Stored items

══════

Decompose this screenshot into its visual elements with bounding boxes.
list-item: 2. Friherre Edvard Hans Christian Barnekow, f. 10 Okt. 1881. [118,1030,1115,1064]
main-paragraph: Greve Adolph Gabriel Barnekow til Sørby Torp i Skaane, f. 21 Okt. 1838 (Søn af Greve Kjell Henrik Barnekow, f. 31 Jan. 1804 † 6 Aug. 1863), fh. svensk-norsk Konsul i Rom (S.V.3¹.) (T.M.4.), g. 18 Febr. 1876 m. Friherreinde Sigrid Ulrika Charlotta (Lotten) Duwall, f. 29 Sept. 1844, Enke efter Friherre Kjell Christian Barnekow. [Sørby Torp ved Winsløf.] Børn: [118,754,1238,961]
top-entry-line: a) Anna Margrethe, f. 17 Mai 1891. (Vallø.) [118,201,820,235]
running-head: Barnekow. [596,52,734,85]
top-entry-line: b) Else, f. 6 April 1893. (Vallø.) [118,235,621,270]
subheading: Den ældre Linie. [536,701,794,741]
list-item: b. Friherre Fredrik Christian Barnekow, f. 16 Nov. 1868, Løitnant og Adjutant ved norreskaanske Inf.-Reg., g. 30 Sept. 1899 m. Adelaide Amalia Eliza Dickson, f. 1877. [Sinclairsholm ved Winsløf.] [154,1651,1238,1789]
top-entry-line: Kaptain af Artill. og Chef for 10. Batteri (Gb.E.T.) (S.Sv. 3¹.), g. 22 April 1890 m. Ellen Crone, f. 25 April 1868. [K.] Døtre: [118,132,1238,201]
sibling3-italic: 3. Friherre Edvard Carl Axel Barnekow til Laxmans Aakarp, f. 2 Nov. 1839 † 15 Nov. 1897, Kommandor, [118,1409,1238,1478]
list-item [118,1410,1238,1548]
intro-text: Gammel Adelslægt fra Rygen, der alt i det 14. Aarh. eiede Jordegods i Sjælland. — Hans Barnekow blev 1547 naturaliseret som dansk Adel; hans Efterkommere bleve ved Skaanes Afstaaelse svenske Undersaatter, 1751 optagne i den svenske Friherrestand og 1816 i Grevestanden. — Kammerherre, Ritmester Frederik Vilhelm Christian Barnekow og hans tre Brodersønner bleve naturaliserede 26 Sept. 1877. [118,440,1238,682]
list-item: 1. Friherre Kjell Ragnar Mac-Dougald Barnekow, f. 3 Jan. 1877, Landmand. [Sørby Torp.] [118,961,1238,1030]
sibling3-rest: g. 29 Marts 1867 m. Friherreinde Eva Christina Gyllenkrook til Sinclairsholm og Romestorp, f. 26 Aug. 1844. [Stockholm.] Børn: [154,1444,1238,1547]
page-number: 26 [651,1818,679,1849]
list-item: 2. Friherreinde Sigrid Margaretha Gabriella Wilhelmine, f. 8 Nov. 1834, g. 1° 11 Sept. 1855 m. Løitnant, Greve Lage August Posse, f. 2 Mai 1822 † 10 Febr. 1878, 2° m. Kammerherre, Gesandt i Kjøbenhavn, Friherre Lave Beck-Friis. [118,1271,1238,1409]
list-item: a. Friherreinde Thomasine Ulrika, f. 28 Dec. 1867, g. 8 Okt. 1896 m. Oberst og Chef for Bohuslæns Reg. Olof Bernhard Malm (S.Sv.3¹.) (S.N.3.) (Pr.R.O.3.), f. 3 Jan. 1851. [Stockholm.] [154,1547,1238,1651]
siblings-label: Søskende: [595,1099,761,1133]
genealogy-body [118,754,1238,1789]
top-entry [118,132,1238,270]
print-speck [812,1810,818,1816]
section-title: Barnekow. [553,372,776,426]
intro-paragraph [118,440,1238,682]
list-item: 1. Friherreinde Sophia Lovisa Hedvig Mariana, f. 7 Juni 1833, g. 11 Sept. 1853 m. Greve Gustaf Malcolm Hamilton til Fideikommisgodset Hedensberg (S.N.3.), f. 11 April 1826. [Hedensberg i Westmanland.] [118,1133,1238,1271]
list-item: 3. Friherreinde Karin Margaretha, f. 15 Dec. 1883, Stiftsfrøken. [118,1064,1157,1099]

══════

Aim of the task:
Can you copy every line of the data above word for word, leaving nothing out?

Complete output:
Decompose this screenshot into its visual elements with bounding boxes.
list-item: 2. Friherre Edvard Hans Christian Barnekow, f. 10 Okt. 1881. [118,1030,1115,1064]
main-paragraph: Greve Adolph Gabriel Barnekow til Sørby Torp i Skaane, f. 21 Okt. 1838 (Søn af Greve Kjell Henrik Barnekow, f. 31 Jan. 1804 † 6 Aug. 1863), fh. svensk-norsk Konsul i Rom (S.V.3¹.) (T.M.4.), g. 18 Febr. 1876 m. Friherreinde Sigrid Ulrika Charlotta (Lotten) Duwall, f. 29 Sept. 1844, Enke efter Friherre Kjell Christian Barnekow. [Sørby Torp ved Winsløf.] Børn: [118,754,1238,961]
top-entry-line: a) Anna Margrethe, f. 17 Mai 1891. (Vallø.) [118,201,820,235]
running-head: Barnekow. [596,52,734,85]
top-entry-line: b) Else, f. 6 April 1893. (Vallø.) [118,235,621,270]
subheading: Den ældre Linie. [536,701,794,741]
list-item: b. Friherre Fredrik Christian Barnekow, f. 16 Nov. 1868, Løitnant og Adjutant ved norreskaanske Inf.-Reg., g. 30 Sept. 1899 m. Adelaide Amalia Eliza Dickson, f. 1877. [Sinclairsholm ved Winsløf.] [154,1651,1238,1789]
top-entry-line: Kaptain af Artill. og Chef for 10. Batteri (Gb.E.T.) (S.Sv. 3¹.), g. 22 April 1890 m. Ellen Crone, f. 25 April 1868. [K.] Døtre: [118,132,1238,201]
sibling3-italic: 3. Friherre Edvard Carl Axel Barnekow til Laxmans Aakarp, f. 2 Nov. 1839 † 15 Nov. 1897, Kommandor, [118,1409,1238,1478]
list-item [118,1410,1238,1548]
intro-text: Gammel Adelslægt fra Rygen, der alt i det 14. Aarh. eiede Jordegods i Sjælland. — Hans Barnekow blev 1547 naturaliseret som dansk Adel; hans Efterkommere bleve ved Skaanes Afstaaelse svenske Undersaatter, 1751 optagne i den svenske Friherrestand og 1816 i Grevestanden. — Kammerherre, Ritmester Frederik Vilhelm Christian Barnekow og hans tre Brodersønner bleve naturaliserede 26 Sept. 1877. [118,440,1238,682]
list-item: 1. Friherre Kjell Ragnar Mac-Dougald Barnekow, f. 3 Jan. 1877, Landmand. [Sørby Torp.] [118,961,1238,1030]
sibling3-rest: g. 29 Marts 1867 m. Friherreinde Eva Christina Gyllenkrook til Sinclairsholm og Romestorp, f. 26 Aug. 1844. [Stockholm.] Børn: [154,1444,1238,1547]
page-number: 26 [651,1818,679,1849]
list-item: 2. Friherreinde Sigrid Margaretha Gabriella Wilhelmine, f. 8 Nov. 1834, g. 1° 11 Sept. 1855 m. Løitnant, Greve Lage August Posse, f. 2 Mai 1822 † 10 Febr. 1878, 2° m. Kammerherre, Gesandt i Kjøbenhavn, Friherre Lave Beck-Friis. [118,1271,1238,1409]
list-item: a. Friherreinde Thomasine Ulrika, f. 28 Dec. 1867, g. 8 Okt. 1896 m. Oberst og Chef for Bohuslæns Reg. Olof Bernhard Malm (S.Sv.3¹.) (S.N.3.) (Pr.R.O.3.), f. 3 Jan. 1851. [Stockholm.] [154,1547,1238,1651]
siblings-label: Søskende: [595,1099,761,1133]
genealogy-body [118,754,1238,1789]
top-entry [118,132,1238,270]
print-speck [812,1810,818,1816]
section-title: Barnekow. [553,372,776,426]
intro-paragraph [118,440,1238,682]
list-item: 1. Friherreinde Sophia Lovisa Hedvig Mariana, f. 7 Juni 1833, g. 11 Sept. 1853 m. Greve Gustaf Malcolm Hamilton til Fideikommisgodset Hedensberg (S.N.3.), f. 11 April 1826. [Hedensberg i Westmanland.] [118,1133,1238,1271]
list-item: 3. Friherreinde Karin Margaretha, f. 15 Dec. 1883, Stiftsfrøken. [118,1064,1157,1099]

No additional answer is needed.